• [REQUEST]: Keep only the lines that hold the string "Marking", filtering out the rest of the entries below.

• [EXTRACTED RECORDS]:
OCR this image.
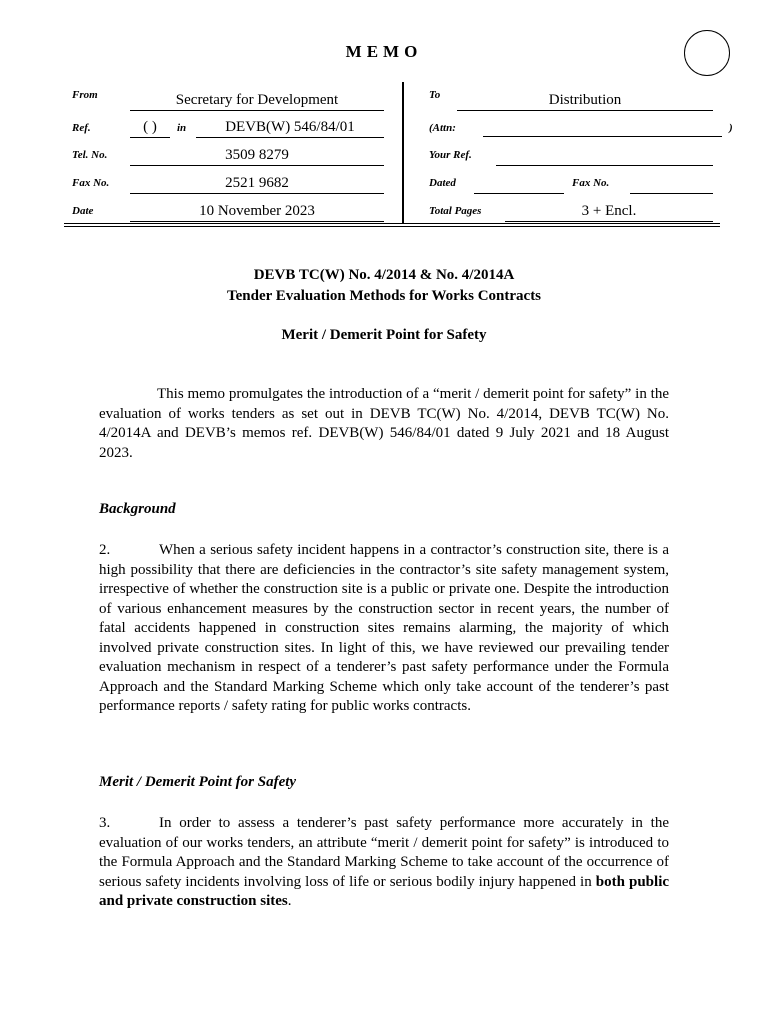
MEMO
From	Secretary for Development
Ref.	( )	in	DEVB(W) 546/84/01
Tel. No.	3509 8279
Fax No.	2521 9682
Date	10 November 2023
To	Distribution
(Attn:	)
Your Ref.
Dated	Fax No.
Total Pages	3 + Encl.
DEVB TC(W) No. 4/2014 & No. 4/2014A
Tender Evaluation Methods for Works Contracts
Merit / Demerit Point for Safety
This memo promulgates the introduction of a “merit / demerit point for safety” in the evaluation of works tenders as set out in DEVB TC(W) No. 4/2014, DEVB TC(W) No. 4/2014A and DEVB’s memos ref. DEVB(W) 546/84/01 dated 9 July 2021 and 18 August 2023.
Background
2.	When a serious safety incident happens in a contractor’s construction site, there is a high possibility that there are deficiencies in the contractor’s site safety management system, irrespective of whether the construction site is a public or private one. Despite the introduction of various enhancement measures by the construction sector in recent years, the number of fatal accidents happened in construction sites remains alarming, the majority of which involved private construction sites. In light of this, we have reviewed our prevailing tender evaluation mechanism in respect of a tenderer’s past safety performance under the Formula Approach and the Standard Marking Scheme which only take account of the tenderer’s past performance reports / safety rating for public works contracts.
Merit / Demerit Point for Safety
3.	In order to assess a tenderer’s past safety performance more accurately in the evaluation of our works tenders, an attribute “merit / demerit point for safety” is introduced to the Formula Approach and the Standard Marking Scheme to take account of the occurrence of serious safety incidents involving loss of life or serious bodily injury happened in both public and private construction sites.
---
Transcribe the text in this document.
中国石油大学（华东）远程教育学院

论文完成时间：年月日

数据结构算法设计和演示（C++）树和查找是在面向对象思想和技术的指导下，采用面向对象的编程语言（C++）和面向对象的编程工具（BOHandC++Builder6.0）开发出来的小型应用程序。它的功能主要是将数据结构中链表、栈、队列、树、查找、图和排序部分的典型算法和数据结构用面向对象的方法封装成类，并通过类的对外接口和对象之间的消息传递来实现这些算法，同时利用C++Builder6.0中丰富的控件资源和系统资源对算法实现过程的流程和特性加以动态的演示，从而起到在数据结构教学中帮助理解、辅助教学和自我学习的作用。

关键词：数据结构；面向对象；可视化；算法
...
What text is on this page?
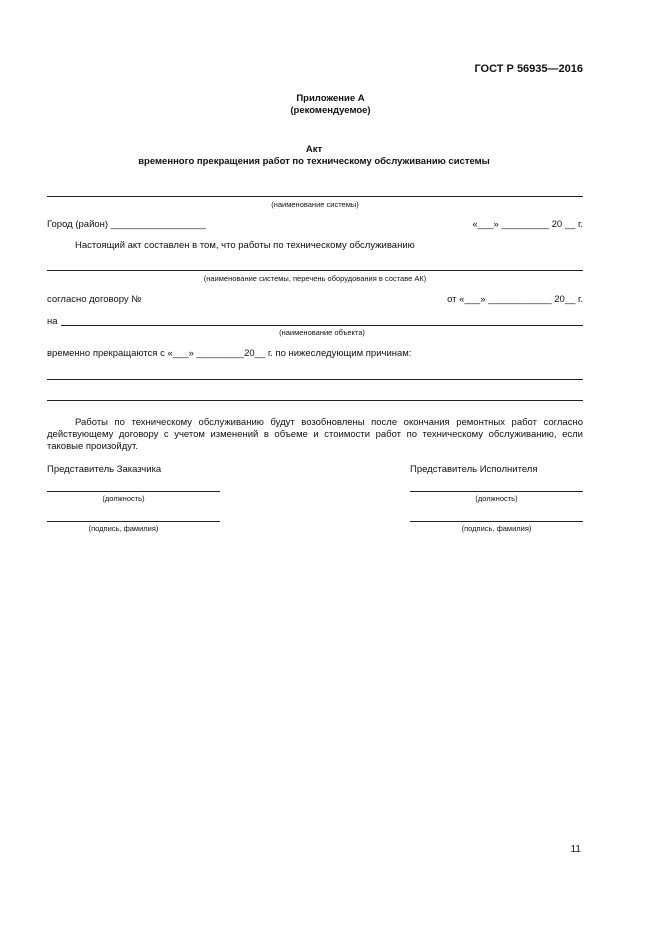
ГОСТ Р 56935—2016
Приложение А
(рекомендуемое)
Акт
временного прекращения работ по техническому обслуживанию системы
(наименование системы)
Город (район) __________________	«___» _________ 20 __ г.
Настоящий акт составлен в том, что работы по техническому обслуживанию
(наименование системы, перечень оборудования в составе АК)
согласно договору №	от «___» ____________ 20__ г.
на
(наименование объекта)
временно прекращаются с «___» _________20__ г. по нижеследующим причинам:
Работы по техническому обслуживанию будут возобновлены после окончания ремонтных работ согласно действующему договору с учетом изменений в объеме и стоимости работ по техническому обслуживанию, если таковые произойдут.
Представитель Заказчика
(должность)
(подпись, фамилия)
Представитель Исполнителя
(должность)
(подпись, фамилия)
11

• [SOLUTION BELOW]:
2.	When a serious safety incident happens in a contractor’s construction site, there is a high possibility that there are deficiencies in the contractor’s site safety management system, irrespective of whether the construction site is a public or private one. Despite the introduction of various enhancement measures by the construction sector in recent years, the number of fatal accidents happened in construction sites remains alarming, the majority of which involved private construction sites. In light of this, we have reviewed our prevailing tender evaluation mechanism in respect of a tenderer’s past safety performance under the Formula Approach and the Standard Marking Scheme which only take account of the tenderer’s past performance reports / safety rating for public works contracts.
3.	In order to assess a tenderer’s past safety performance more accurately in the evaluation of our works tenders, an attribute “merit / demerit point for safety” is introduced to the Formula Approach and the Standard Marking Scheme to take account of the occurrence of serious safety incidents involving loss of life or serious bodily injury happened in both public and private construction sites.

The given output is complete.